━━━ Source material ━━━

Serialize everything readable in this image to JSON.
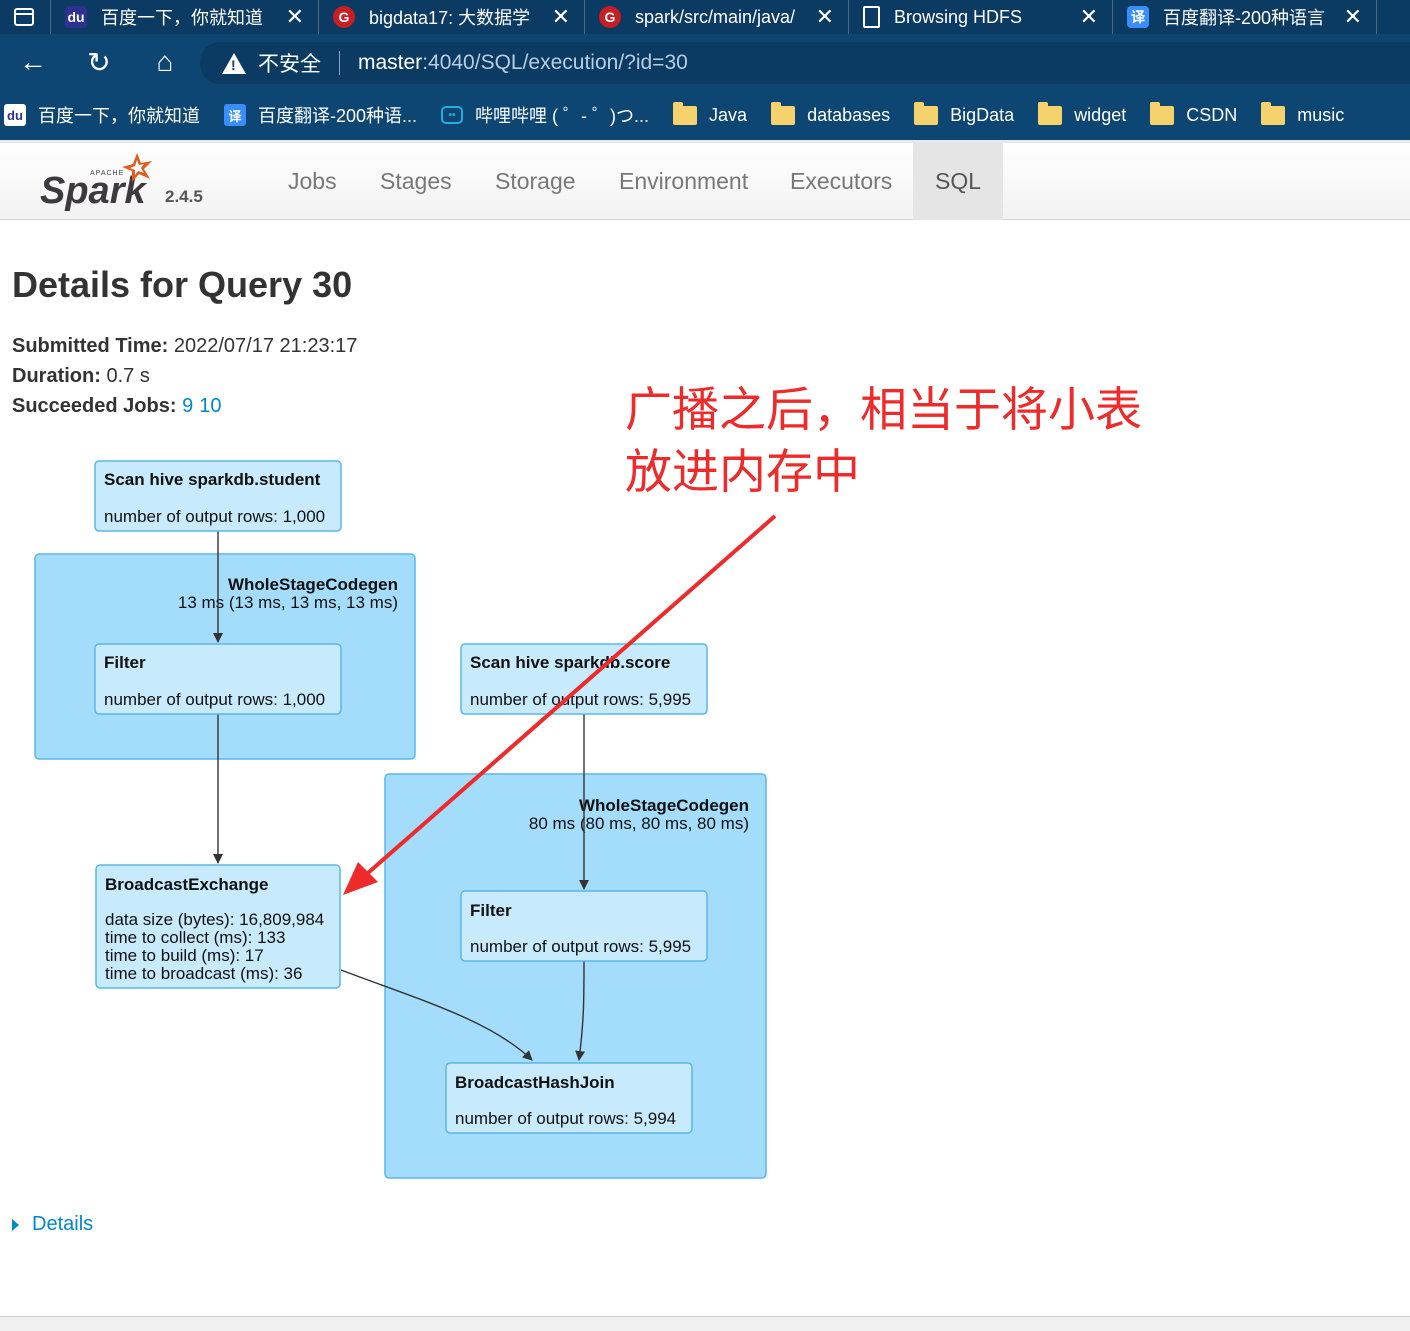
{
  "browser": {
    "tabs": [
      {
        "label": "百度一下，你就知道",
        "icon": "baidu-paw-icon"
      },
      {
        "label": "bigdata17: 大数据学",
        "icon": "gitee-g-icon"
      },
      {
        "label": "spark/src/main/java/",
        "icon": "gitee-g-icon"
      },
      {
        "label": "Browsing HDFS",
        "icon": "document-icon"
      },
      {
        "label": "百度翻译-200种语言",
        "icon": "translate-icon"
      }
    ],
    "close_glyph": "✕",
    "address": {
      "warning": "不安全",
      "host": "master",
      "path": ":4040/SQL/execution/?id=30"
    },
    "bookmarks": [
      {
        "label": "百度一下，你就知道",
        "icon": "baidu-paw-icon"
      },
      {
        "label": "百度翻译-200种语...",
        "icon": "translate-icon"
      },
      {
        "label": "哔哩哔哩 ( ゜- ゜)つ...",
        "icon": "bilibili-tv-icon"
      },
      {
        "label": "Java",
        "icon": "folder-icon"
      },
      {
        "label": "databases",
        "icon": "folder-icon"
      },
      {
        "label": "BigData",
        "icon": "folder-icon"
      },
      {
        "label": "widget",
        "icon": "folder-icon"
      },
      {
        "label": "CSDN",
        "icon": "folder-icon"
      },
      {
        "label": "music",
        "icon": "folder-icon"
      }
    ]
  },
  "spark": {
    "logo_text": "Spark",
    "logo_apache": "APACHE",
    "version": "2.4.5",
    "nav": [
      "Jobs",
      "Stages",
      "Storage",
      "Environment",
      "Executors",
      "SQL"
    ],
    "active_nav": "SQL"
  },
  "page": {
    "title": "Details for Query 30",
    "submitted_label": "Submitted Time:",
    "submitted_value": "2022/07/17 21:23:17",
    "duration_label": "Duration:",
    "duration_value": "0.7 s",
    "jobs_label": "Succeeded Jobs:",
    "jobs": [
      "9",
      "10"
    ],
    "details_label": "Details"
  },
  "annotation": {
    "line1": "广播之后，相当于将小表",
    "line2": "放进内存中",
    "color": "#ee2a2a"
  },
  "plan": {
    "colors": {
      "cluster_fill": "#a4dcfb",
      "cluster_stroke": "#5bb7ea",
      "node_fill": "#c8eafd",
      "node_stroke": "#5bb7ea"
    },
    "cluster1": {
      "name": "WholeStageCodegen",
      "metric": "13 ms (13 ms, 13 ms, 13 ms)"
    },
    "cluster2": {
      "name": "WholeStageCodegen",
      "metric": "80 ms (80 ms, 80 ms, 80 ms)"
    },
    "scan_student": {
      "name": "Scan hive sparkdb.student",
      "metric": "number of output rows: 1,000"
    },
    "filter1": {
      "name": "Filter",
      "metric": "number of output rows: 1,000"
    },
    "scan_score": {
      "name": "Scan hive sparkdb.score",
      "metric": "number of output rows: 5,995"
    },
    "filter2": {
      "name": "Filter",
      "metric": "number of output rows: 5,995"
    },
    "broadcast_exchange": {
      "name": "BroadcastExchange",
      "metrics": [
        "data size (bytes): 16,809,984",
        "time to collect (ms): 133",
        "time to build (ms): 17",
        "time to broadcast (ms): 36"
      ]
    },
    "hash_join": {
      "name": "BroadcastHashJoin",
      "metric": "number of output rows: 5,994"
    }
  }
}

━━━

→ **Given exercise**: Do not include images; quote all of the entries above exactly.

→ **Final answer**:
Serialize everything readable in this image to JSON.
{
  "browser": {
    "tabs": [
      {
        "label": "百度一下，你就知道",
        "icon": "baidu-paw-icon"
      },
      {
        "label": "bigdata17: 大数据学",
        "icon": "gitee-g-icon"
      },
      {
        "label": "spark/src/main/java/",
        "icon": "gitee-g-icon"
      },
      {
        "label": "Browsing HDFS",
        "icon": "document-icon"
      },
      {
        "label": "百度翻译-200种语言",
        "icon": "translate-icon"
      }
    ],
    "close_glyph": "✕",
    "address": {
      "warning": "不安全",
      "host": "master",
      "path": ":4040/SQL/execution/?id=30"
    },
    "bookmarks": [
      {
        "label": "百度一下，你就知道",
        "icon": "baidu-paw-icon"
      },
      {
        "label": "百度翻译-200种语...",
        "icon": "translate-icon"
      },
      {
        "label": "哔哩哔哩 ( ゜- ゜)つ...",
        "icon": "bilibili-tv-icon"
      },
      {
        "label": "Java",
        "icon": "folder-icon"
      },
      {
        "label": "databases",
        "icon": "folder-icon"
      },
      {
        "label": "BigData",
        "icon": "folder-icon"
      },
      {
        "label": "widget",
        "icon": "folder-icon"
      },
      {
        "label": "CSDN",
        "icon": "folder-icon"
      },
      {
        "label": "music",
        "icon": "folder-icon"
      }
    ]
  },
  "spark": {
    "logo_text": "Spark",
    "logo_apache": "APACHE",
    "version": "2.4.5",
    "nav": [
      "Jobs",
      "Stages",
      "Storage",
      "Environment",
      "Executors",
      "SQL"
    ],
    "active_nav": "SQL"
  },
  "page": {
    "title": "Details for Query 30",
    "submitted_label": "Submitted Time:",
    "submitted_value": "2022/07/17 21:23:17",
    "duration_label": "Duration:",
    "duration_value": "0.7 s",
    "jobs_label": "Succeeded Jobs:",
    "jobs": [
      "9",
      "10"
    ],
    "details_label": "Details"
  },
  "annotation": {
    "line1": "广播之后，相当于将小表",
    "line2": "放进内存中",
    "color": "#ee2a2a"
  },
  "plan": {
    "colors": {
      "cluster_fill": "#a4dcfb",
      "cluster_stroke": "#5bb7ea",
      "node_fill": "#c8eafd",
      "node_stroke": "#5bb7ea"
    },
    "cluster1": {
      "name": "WholeStageCodegen",
      "metric": "13 ms (13 ms, 13 ms, 13 ms)"
    },
    "cluster2": {
      "name": "WholeStageCodegen",
      "metric": "80 ms (80 ms, 80 ms, 80 ms)"
    },
    "scan_student": {
      "name": "Scan hive sparkdb.student",
      "metric": "number of output rows: 1,000"
    },
    "filter1": {
      "name": "Filter",
      "metric": "number of output rows: 1,000"
    },
    "scan_score": {
      "name": "Scan hive sparkdb.score",
      "metric": "number of output rows: 5,995"
    },
    "filter2": {
      "name": "Filter",
      "metric": "number of output rows: 5,995"
    },
    "broadcast_exchange": {
      "name": "BroadcastExchange",
      "metrics": [
        "data size (bytes): 16,809,984",
        "time to collect (ms): 133",
        "time to build (ms): 17",
        "time to broadcast (ms): 36"
      ]
    },
    "hash_join": {
      "name": "BroadcastHashJoin",
      "metric": "number of output rows: 5,994"
    }
  }
}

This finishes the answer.